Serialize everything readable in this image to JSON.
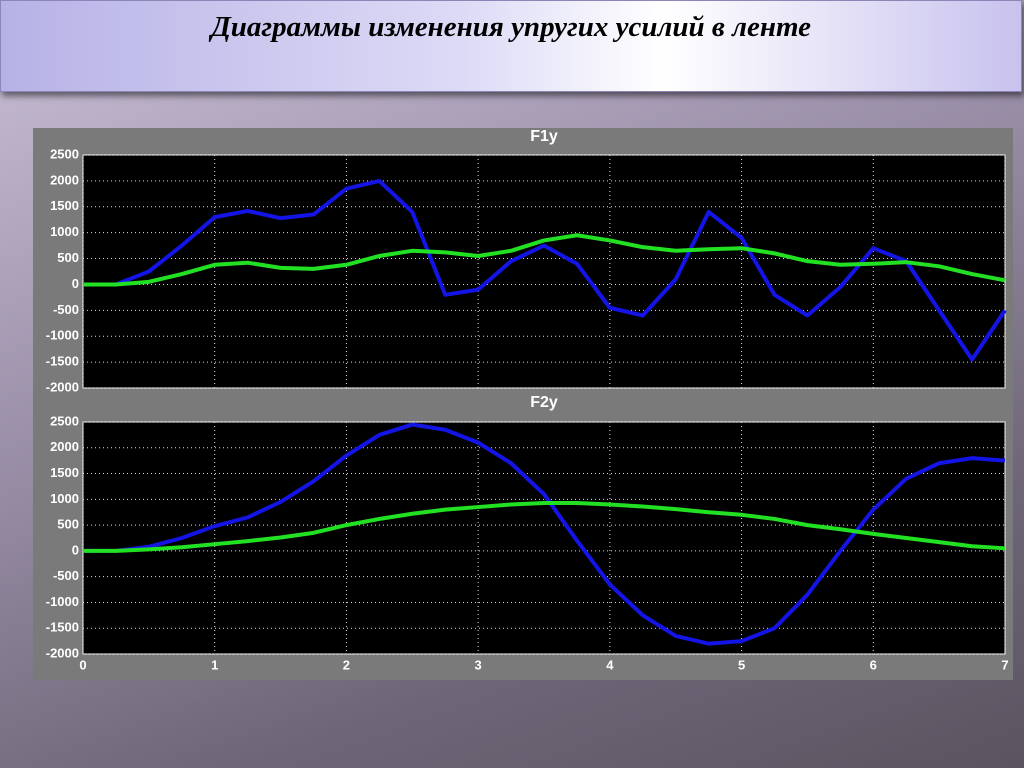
{
  "slide_title": "Диаграммы изменения упругих усилий в ленте",
  "chart_data": [
    {
      "type": "line",
      "title": "F1y",
      "x": [
        0,
        0.25,
        0.5,
        0.75,
        1,
        1.25,
        1.5,
        1.75,
        2,
        2.25,
        2.5,
        2.75,
        3,
        3.25,
        3.5,
        3.75,
        4,
        4.25,
        4.5,
        4.75,
        5,
        5.25,
        5.5,
        5.75,
        6,
        6.25,
        6.5,
        6.75,
        7
      ],
      "series": [
        {
          "color": "#1414e6",
          "values": [
            0,
            0,
            250,
            750,
            1300,
            1420,
            1280,
            1350,
            1850,
            2000,
            1400,
            -200,
            -100,
            450,
            750,
            400,
            -450,
            -600,
            100,
            1400,
            900,
            -200,
            -600,
            -50,
            700,
            450,
            -500,
            -1450,
            -500
          ]
        },
        {
          "color": "#22e022",
          "values": [
            0,
            0,
            50,
            200,
            380,
            420,
            320,
            300,
            380,
            550,
            650,
            620,
            550,
            650,
            850,
            950,
            850,
            720,
            650,
            680,
            700,
            600,
            450,
            380,
            400,
            430,
            350,
            200,
            80
          ]
        }
      ],
      "xlim": [
        0,
        7
      ],
      "xticks": [
        0,
        1,
        2,
        3,
        4,
        5,
        6,
        7
      ],
      "ylim": [
        -2000,
        2500
      ],
      "yticks": [
        -2000,
        -1500,
        -1000,
        -500,
        0,
        500,
        1000,
        1500,
        2000,
        2500
      ],
      "grid": true
    },
    {
      "type": "line",
      "title": "F2y",
      "x": [
        0,
        0.25,
        0.5,
        0.75,
        1,
        1.25,
        1.5,
        1.75,
        2,
        2.25,
        2.5,
        2.75,
        3,
        3.25,
        3.5,
        3.75,
        4,
        4.25,
        4.5,
        4.75,
        5,
        5.25,
        5.5,
        5.75,
        6,
        6.25,
        6.5,
        6.75,
        7
      ],
      "series": [
        {
          "color": "#1414e6",
          "values": [
            0,
            0,
            80,
            250,
            480,
            650,
            950,
            1350,
            1850,
            2250,
            2450,
            2350,
            2100,
            1700,
            1100,
            200,
            -650,
            -1250,
            -1650,
            -1800,
            -1750,
            -1500,
            -850,
            0,
            800,
            1400,
            1700,
            1800,
            1750
          ]
        },
        {
          "color": "#22e022",
          "values": [
            0,
            0,
            30,
            70,
            130,
            190,
            260,
            350,
            500,
            620,
            720,
            800,
            850,
            900,
            930,
            930,
            900,
            860,
            810,
            750,
            700,
            620,
            500,
            420,
            330,
            250,
            170,
            90,
            50
          ]
        }
      ],
      "xlim": [
        0,
        7
      ],
      "xticks": [
        0,
        1,
        2,
        3,
        4,
        5,
        6,
        7
      ],
      "ylim": [
        -2000,
        2500
      ],
      "yticks": [
        -2000,
        -1500,
        -1000,
        -500,
        0,
        500,
        1000,
        1500,
        2000,
        2500
      ],
      "grid": true
    }
  ]
}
# # # # # # #
### WRITTEN REQUEST
Write out each line again precisely as it appears, skipping every picture.

### SOLVED EXERCISE
Serialize everything readable in this image to JSON.
{
  "slide_title": "Диаграммы изменения упругих усилий в ленте",
  "chart_data": [
    {
      "type": "line",
      "title": "F1y",
      "x": [
        0,
        0.25,
        0.5,
        0.75,
        1,
        1.25,
        1.5,
        1.75,
        2,
        2.25,
        2.5,
        2.75,
        3,
        3.25,
        3.5,
        3.75,
        4,
        4.25,
        4.5,
        4.75,
        5,
        5.25,
        5.5,
        5.75,
        6,
        6.25,
        6.5,
        6.75,
        7
      ],
      "series": [
        {
          "color": "#1414e6",
          "values": [
            0,
            0,
            250,
            750,
            1300,
            1420,
            1280,
            1350,
            1850,
            2000,
            1400,
            -200,
            -100,
            450,
            750,
            400,
            -450,
            -600,
            100,
            1400,
            900,
            -200,
            -600,
            -50,
            700,
            450,
            -500,
            -1450,
            -500
          ]
        },
        {
          "color": "#22e022",
          "values": [
            0,
            0,
            50,
            200,
            380,
            420,
            320,
            300,
            380,
            550,
            650,
            620,
            550,
            650,
            850,
            950,
            850,
            720,
            650,
            680,
            700,
            600,
            450,
            380,
            400,
            430,
            350,
            200,
            80
          ]
        }
      ],
      "xlim": [
        0,
        7
      ],
      "xticks": [
        0,
        1,
        2,
        3,
        4,
        5,
        6,
        7
      ],
      "ylim": [
        -2000,
        2500
      ],
      "yticks": [
        -2000,
        -1500,
        -1000,
        -500,
        0,
        500,
        1000,
        1500,
        2000,
        2500
      ],
      "grid": true
    },
    {
      "type": "line",
      "title": "F2y",
      "x": [
        0,
        0.25,
        0.5,
        0.75,
        1,
        1.25,
        1.5,
        1.75,
        2,
        2.25,
        2.5,
        2.75,
        3,
        3.25,
        3.5,
        3.75,
        4,
        4.25,
        4.5,
        4.75,
        5,
        5.25,
        5.5,
        5.75,
        6,
        6.25,
        6.5,
        6.75,
        7
      ],
      "series": [
        {
          "color": "#1414e6",
          "values": [
            0,
            0,
            80,
            250,
            480,
            650,
            950,
            1350,
            1850,
            2250,
            2450,
            2350,
            2100,
            1700,
            1100,
            200,
            -650,
            -1250,
            -1650,
            -1800,
            -1750,
            -1500,
            -850,
            0,
            800,
            1400,
            1700,
            1800,
            1750
          ]
        },
        {
          "color": "#22e022",
          "values": [
            0,
            0,
            30,
            70,
            130,
            190,
            260,
            350,
            500,
            620,
            720,
            800,
            850,
            900,
            930,
            930,
            900,
            860,
            810,
            750,
            700,
            620,
            500,
            420,
            330,
            250,
            170,
            90,
            50
          ]
        }
      ],
      "xlim": [
        0,
        7
      ],
      "xticks": [
        0,
        1,
        2,
        3,
        4,
        5,
        6,
        7
      ],
      "ylim": [
        -2000,
        2500
      ],
      "yticks": [
        -2000,
        -1500,
        -1000,
        -500,
        0,
        500,
        1000,
        1500,
        2000,
        2500
      ],
      "grid": true
    }
  ]
}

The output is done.